[BEGIN Provided material]

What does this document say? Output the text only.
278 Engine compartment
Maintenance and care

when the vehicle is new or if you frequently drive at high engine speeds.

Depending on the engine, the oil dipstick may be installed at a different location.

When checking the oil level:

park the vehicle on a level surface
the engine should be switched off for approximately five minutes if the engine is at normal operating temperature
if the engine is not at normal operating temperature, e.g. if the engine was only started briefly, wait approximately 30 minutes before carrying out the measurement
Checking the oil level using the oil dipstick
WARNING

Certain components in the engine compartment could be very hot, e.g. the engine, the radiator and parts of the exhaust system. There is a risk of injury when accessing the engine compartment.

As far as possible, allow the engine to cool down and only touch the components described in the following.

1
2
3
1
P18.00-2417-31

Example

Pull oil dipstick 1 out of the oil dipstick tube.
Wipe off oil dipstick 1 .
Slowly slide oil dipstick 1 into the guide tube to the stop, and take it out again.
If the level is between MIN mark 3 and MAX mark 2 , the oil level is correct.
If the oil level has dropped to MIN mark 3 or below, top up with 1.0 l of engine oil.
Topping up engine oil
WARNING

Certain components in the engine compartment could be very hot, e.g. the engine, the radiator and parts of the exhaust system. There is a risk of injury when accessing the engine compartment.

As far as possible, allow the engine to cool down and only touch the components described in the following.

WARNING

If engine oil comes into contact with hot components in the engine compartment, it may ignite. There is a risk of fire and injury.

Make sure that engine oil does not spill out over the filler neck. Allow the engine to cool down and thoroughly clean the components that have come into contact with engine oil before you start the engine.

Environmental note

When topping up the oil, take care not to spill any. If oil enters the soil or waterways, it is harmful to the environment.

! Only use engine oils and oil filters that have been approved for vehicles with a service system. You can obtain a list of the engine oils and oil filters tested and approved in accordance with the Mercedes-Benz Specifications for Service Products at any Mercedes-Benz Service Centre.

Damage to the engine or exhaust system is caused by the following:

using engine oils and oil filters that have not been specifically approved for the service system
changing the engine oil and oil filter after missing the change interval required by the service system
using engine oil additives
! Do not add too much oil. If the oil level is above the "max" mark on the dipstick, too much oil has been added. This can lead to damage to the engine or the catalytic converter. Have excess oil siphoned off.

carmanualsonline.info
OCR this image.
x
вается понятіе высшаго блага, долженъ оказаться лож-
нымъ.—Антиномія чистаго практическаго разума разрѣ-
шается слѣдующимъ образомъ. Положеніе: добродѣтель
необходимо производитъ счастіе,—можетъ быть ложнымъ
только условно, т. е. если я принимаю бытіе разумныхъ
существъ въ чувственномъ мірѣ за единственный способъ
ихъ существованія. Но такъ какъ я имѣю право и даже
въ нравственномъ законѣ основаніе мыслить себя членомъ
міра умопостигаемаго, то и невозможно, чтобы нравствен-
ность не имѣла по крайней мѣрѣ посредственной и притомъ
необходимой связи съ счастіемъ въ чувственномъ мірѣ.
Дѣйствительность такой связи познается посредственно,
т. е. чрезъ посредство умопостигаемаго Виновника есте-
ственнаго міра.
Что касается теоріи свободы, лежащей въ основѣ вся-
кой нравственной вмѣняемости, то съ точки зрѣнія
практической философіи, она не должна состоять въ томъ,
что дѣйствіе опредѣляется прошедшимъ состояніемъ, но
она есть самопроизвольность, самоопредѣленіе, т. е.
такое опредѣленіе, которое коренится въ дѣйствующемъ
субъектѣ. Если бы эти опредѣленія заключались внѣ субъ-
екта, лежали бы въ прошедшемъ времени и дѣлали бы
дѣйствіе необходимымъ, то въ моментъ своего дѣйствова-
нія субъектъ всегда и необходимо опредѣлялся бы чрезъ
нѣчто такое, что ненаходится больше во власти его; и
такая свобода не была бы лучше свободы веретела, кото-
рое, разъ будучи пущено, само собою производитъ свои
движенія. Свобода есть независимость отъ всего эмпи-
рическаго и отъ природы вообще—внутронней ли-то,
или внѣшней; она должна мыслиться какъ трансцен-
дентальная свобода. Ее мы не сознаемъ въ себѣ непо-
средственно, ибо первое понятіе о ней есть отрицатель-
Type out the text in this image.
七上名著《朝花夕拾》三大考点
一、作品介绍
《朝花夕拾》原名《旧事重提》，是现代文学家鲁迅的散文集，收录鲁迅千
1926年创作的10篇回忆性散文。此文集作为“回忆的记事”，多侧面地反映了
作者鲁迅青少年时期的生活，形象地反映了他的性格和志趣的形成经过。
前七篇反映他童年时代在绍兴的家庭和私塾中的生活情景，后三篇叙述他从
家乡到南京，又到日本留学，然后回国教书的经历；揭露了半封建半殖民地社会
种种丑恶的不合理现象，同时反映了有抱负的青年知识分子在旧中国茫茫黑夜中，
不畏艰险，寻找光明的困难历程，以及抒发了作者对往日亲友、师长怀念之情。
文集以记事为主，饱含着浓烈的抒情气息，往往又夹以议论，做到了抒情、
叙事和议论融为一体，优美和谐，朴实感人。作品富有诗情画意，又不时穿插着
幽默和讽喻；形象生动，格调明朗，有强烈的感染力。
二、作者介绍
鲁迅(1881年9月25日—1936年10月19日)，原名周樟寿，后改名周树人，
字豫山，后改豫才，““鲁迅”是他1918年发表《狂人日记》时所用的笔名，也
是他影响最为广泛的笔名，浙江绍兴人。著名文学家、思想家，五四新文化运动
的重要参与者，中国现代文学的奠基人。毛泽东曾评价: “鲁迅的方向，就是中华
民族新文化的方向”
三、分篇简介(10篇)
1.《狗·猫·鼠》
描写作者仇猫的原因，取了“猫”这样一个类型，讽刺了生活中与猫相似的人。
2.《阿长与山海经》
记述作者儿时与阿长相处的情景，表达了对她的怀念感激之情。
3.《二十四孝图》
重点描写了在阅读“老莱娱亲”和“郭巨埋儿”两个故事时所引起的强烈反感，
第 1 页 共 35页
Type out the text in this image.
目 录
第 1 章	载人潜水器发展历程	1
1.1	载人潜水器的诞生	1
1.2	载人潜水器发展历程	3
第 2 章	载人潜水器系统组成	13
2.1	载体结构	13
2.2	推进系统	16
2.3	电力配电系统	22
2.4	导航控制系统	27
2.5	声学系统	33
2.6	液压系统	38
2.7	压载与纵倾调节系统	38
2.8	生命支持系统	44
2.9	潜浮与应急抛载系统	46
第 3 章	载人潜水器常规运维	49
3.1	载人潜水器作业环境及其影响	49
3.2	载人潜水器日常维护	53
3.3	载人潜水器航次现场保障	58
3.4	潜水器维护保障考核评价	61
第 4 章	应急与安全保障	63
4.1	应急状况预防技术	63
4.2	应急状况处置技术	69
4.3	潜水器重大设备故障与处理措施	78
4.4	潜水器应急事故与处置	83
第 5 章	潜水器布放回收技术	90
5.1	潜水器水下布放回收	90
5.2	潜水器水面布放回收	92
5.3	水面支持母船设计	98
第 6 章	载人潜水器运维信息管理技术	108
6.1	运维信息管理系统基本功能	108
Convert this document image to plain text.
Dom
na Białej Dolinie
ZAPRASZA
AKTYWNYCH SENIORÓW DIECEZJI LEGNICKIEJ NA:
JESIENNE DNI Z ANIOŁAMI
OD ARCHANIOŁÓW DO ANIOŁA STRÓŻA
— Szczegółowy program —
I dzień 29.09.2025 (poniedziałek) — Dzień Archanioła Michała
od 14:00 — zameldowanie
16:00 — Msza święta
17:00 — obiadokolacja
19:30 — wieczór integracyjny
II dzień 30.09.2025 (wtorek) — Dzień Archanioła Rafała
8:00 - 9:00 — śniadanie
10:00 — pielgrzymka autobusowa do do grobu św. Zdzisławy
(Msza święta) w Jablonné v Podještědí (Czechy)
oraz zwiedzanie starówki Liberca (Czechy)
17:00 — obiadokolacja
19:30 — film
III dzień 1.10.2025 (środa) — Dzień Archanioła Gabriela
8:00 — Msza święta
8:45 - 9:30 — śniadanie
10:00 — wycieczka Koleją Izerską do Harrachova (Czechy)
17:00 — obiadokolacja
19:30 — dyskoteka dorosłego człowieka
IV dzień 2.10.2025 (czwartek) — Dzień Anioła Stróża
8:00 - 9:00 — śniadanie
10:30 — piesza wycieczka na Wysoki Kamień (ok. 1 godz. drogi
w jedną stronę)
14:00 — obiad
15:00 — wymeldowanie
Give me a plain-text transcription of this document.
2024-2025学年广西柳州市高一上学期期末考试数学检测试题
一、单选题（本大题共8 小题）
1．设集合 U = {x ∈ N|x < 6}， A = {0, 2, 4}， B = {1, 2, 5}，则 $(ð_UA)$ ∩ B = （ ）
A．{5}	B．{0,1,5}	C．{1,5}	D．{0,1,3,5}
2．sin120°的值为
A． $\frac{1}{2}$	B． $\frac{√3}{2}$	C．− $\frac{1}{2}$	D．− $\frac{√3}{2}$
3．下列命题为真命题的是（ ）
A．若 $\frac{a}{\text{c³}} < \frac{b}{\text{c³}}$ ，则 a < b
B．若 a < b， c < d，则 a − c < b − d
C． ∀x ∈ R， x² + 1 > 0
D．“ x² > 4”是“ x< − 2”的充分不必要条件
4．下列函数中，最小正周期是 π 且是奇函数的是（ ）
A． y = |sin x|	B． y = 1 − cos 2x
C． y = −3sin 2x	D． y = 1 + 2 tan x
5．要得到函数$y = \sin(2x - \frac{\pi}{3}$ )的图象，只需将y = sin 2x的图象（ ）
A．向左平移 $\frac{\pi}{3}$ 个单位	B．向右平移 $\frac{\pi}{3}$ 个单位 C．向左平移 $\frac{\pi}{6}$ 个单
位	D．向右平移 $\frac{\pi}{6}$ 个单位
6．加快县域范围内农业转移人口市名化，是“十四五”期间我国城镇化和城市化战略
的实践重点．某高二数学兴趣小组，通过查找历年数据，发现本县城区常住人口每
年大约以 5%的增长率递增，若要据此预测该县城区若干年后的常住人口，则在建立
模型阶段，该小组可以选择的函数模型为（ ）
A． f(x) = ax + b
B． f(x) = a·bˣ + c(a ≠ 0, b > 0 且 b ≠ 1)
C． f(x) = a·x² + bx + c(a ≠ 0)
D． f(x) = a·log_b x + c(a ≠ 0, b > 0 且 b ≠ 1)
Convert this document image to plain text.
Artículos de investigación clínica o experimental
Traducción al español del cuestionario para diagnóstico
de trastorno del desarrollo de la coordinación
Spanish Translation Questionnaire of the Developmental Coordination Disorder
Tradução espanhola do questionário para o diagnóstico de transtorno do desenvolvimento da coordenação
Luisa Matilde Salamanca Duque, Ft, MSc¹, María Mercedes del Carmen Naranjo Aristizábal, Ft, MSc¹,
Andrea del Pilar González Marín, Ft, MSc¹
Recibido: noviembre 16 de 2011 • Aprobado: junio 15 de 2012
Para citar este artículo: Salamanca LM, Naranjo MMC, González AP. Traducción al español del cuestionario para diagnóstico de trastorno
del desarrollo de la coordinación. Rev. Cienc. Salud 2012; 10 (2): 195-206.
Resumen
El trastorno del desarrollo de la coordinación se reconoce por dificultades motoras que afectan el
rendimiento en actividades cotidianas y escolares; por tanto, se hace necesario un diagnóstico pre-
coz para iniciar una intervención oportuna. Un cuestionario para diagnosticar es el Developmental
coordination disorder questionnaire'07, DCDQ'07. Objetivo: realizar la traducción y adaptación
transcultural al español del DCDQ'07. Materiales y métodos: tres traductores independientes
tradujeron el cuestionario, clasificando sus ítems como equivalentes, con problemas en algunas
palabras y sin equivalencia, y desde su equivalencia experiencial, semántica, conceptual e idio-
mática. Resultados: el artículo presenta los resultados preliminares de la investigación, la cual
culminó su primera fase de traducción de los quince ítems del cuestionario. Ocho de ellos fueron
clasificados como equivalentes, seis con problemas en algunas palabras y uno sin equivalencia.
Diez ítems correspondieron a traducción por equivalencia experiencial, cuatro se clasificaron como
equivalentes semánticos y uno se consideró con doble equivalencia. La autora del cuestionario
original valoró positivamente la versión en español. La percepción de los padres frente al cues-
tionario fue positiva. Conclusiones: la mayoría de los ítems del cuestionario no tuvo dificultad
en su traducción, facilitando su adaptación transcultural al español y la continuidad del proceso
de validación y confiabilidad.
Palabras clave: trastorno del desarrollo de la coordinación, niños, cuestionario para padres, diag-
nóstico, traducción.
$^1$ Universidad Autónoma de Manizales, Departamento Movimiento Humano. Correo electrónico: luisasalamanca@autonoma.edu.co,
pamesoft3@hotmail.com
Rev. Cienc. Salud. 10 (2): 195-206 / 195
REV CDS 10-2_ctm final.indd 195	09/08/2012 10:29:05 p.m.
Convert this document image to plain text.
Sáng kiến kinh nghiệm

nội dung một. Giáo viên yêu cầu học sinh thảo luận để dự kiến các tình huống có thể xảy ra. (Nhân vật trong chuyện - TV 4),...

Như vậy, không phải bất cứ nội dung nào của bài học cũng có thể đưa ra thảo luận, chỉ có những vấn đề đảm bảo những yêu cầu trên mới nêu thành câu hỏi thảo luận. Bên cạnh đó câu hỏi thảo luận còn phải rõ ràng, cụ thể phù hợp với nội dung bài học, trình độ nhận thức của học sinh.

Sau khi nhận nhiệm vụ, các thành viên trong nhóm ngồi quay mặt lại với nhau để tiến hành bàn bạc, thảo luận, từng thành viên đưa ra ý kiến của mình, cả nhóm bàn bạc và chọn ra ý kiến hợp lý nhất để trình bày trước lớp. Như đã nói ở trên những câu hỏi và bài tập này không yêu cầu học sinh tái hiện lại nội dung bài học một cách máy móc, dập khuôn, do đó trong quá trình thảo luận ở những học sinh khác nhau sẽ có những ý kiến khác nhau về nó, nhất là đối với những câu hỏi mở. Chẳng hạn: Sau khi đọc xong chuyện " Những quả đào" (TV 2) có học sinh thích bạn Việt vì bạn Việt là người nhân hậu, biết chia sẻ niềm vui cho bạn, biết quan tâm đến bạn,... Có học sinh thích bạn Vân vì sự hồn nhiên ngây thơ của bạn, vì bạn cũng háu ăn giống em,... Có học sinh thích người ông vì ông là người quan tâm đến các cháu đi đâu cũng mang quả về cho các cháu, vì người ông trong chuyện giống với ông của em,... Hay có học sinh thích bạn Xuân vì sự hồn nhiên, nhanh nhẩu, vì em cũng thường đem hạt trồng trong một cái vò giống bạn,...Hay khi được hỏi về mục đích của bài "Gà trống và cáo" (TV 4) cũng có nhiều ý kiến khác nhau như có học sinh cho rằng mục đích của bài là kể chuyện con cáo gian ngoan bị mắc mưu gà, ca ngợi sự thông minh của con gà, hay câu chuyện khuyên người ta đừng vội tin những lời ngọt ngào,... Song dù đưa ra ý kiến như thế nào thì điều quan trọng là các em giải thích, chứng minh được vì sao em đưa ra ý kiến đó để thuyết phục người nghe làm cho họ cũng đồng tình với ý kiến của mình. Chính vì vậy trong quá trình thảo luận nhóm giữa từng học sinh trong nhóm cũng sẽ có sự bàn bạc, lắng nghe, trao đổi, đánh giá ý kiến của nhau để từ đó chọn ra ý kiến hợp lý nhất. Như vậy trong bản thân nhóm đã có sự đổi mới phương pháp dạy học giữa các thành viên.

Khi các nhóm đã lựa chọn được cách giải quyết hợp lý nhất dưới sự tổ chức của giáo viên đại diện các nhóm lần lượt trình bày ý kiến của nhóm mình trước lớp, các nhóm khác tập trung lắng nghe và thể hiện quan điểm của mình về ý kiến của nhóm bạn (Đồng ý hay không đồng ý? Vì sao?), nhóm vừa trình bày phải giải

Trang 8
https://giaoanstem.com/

[END Provided material]

**Set problem**
Look over the records above and copy each line that includes the string "desarrollo".

**Solution to this exercise**
de trastorno del desarrollo de la coordinación
del desarrollo de la coordinación. Rev. Cienc. Salud 2012; 10 (2): 195-206.
El trastorno del desarrollo de la coordinación se reconoce por dificultades motoras que afectan el
Palabras clave: trastorno del desarrollo de la coordinación, niños, cuestionario para padres, diag-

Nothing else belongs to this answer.